start

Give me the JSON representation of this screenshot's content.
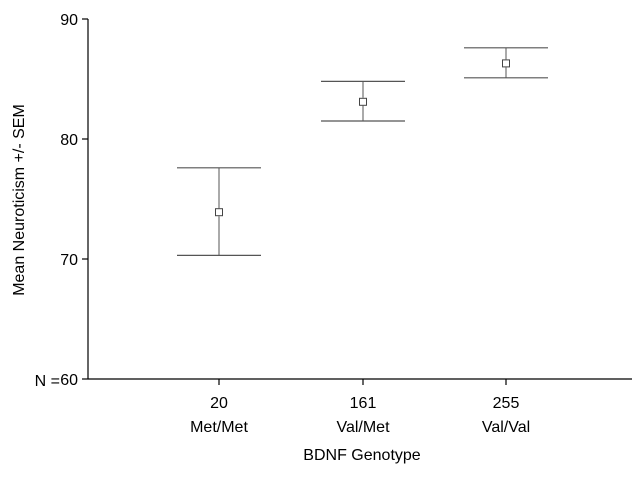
{
  "chart_data": {
    "type": "scatter",
    "title": "",
    "xlabel": "BDNF Genotype",
    "ylabel": "Mean Neuroticism +/-  SEM",
    "ylim": [
      60,
      90
    ],
    "yticks": [
      "60",
      "70",
      "80",
      "90"
    ],
    "n_label": "N =",
    "grid": false,
    "groups": [
      {
        "n": "20",
        "genotype": "Met/Met",
        "mean": 73.9,
        "lower": 70.3,
        "upper": 77.6
      },
      {
        "n": "161",
        "genotype": "Val/Met",
        "mean": 83.1,
        "lower": 81.5,
        "upper": 84.8
      },
      {
        "n": "255",
        "genotype": "Val/Val",
        "mean": 86.3,
        "lower": 85.1,
        "upper": 87.6
      }
    ]
  }
}
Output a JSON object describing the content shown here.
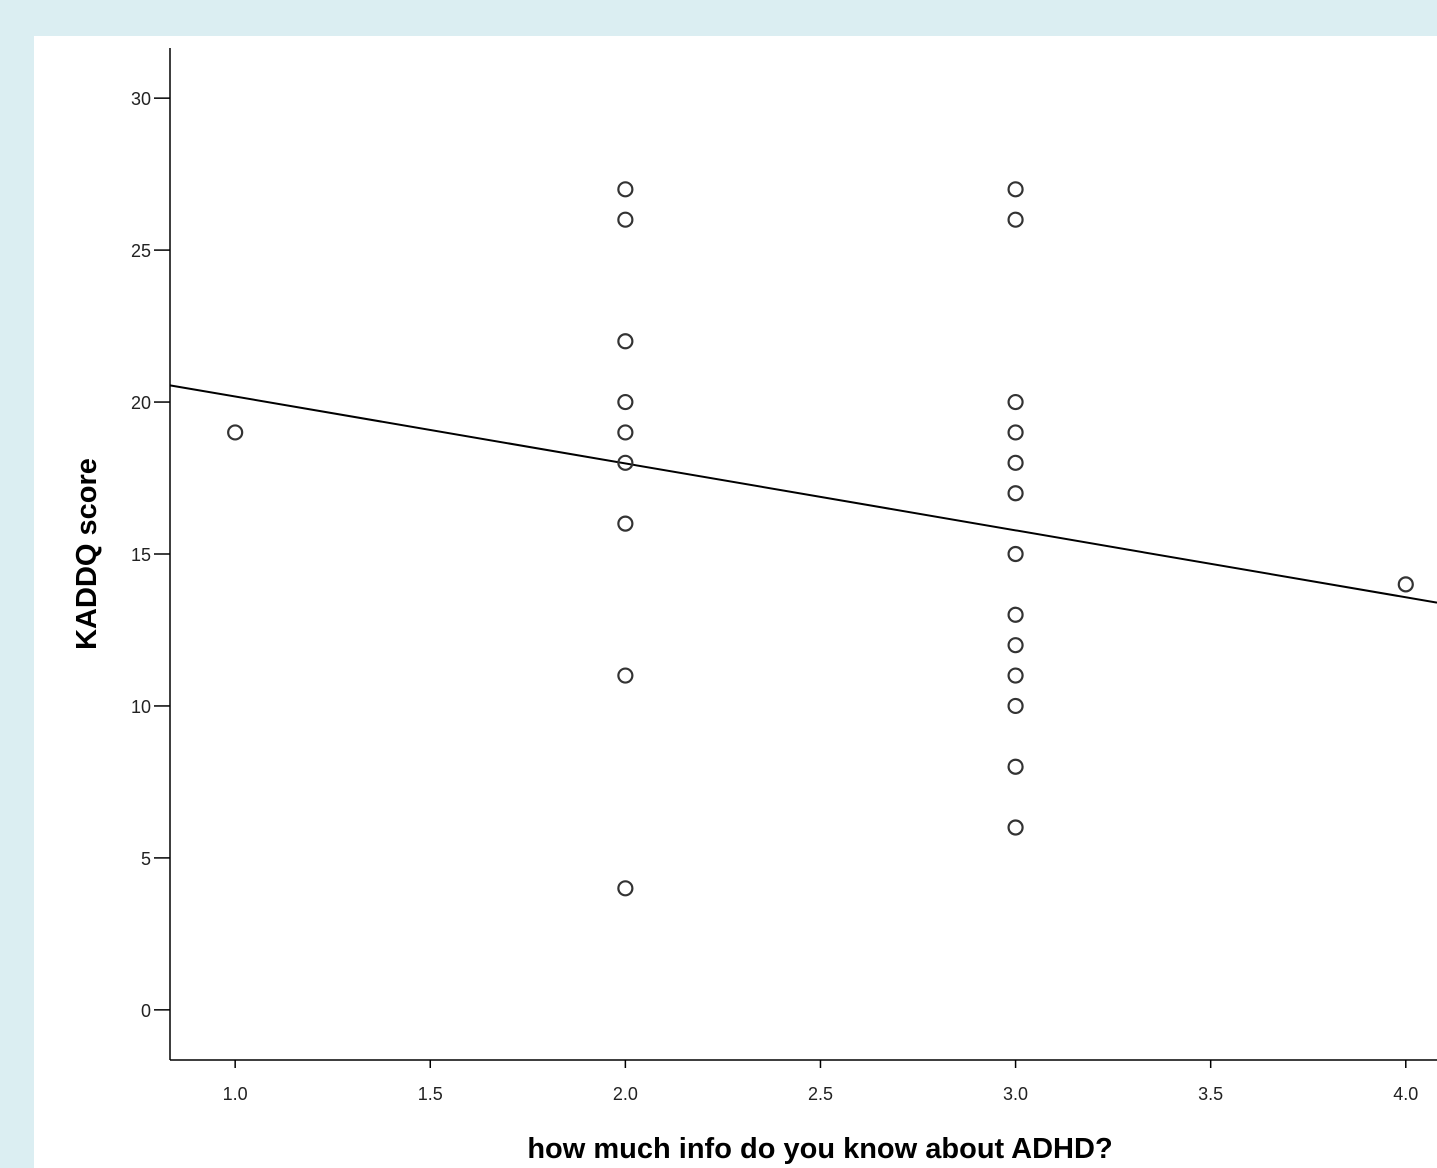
{
  "chart_data": {
    "type": "scatter",
    "title": "",
    "xlabel": "how much info do you know about ADHD?",
    "ylabel": "KADDQ score",
    "xlim": [
      0.833,
      4.08
    ],
    "ylim": [
      -1.65,
      31.65
    ],
    "x_ticks": [
      1.0,
      1.5,
      2.0,
      2.5,
      3.0,
      3.5,
      4.0
    ],
    "x_tick_labels": [
      "1.0",
      "1.5",
      "2.0",
      "2.5",
      "3.0",
      "3.5",
      "4.0"
    ],
    "y_ticks": [
      0,
      5,
      10,
      15,
      20,
      25,
      30
    ],
    "y_tick_labels": [
      "0",
      "5",
      "10",
      "15",
      "20",
      "25",
      "30"
    ],
    "grid": false,
    "legend": "none",
    "series": [
      {
        "points": [
          {
            "x": 1,
            "y": 19
          },
          {
            "x": 2,
            "y": 27
          },
          {
            "x": 2,
            "y": 26
          },
          {
            "x": 2,
            "y": 22
          },
          {
            "x": 2,
            "y": 20
          },
          {
            "x": 2,
            "y": 19
          },
          {
            "x": 2,
            "y": 18
          },
          {
            "x": 2,
            "y": 16
          },
          {
            "x": 2,
            "y": 11
          },
          {
            "x": 2,
            "y": 4
          },
          {
            "x": 3,
            "y": 27
          },
          {
            "x": 3,
            "y": 26
          },
          {
            "x": 3,
            "y": 20
          },
          {
            "x": 3,
            "y": 19
          },
          {
            "x": 3,
            "y": 18
          },
          {
            "x": 3,
            "y": 17
          },
          {
            "x": 3,
            "y": 15
          },
          {
            "x": 3,
            "y": 13
          },
          {
            "x": 3,
            "y": 12
          },
          {
            "x": 3,
            "y": 11
          },
          {
            "x": 3,
            "y": 10
          },
          {
            "x": 3,
            "y": 8
          },
          {
            "x": 3,
            "y": 6
          },
          {
            "x": 4,
            "y": 14
          }
        ]
      }
    ],
    "fit_line": {
      "type": "linear",
      "points": [
        {
          "x": 0.833,
          "y": 20.55
        },
        {
          "x": 4.08,
          "y": 13.4
        }
      ]
    },
    "colors": {
      "marker_stroke": "#333333",
      "line": "#000000",
      "background": "#dbeef2",
      "panel": "#ffffff"
    }
  }
}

end

WHAT IS BEING ASKED = Of the lines in the listing above, how many hold the string "JSON"? Reply with the number only.

WORKED ANSWER = 2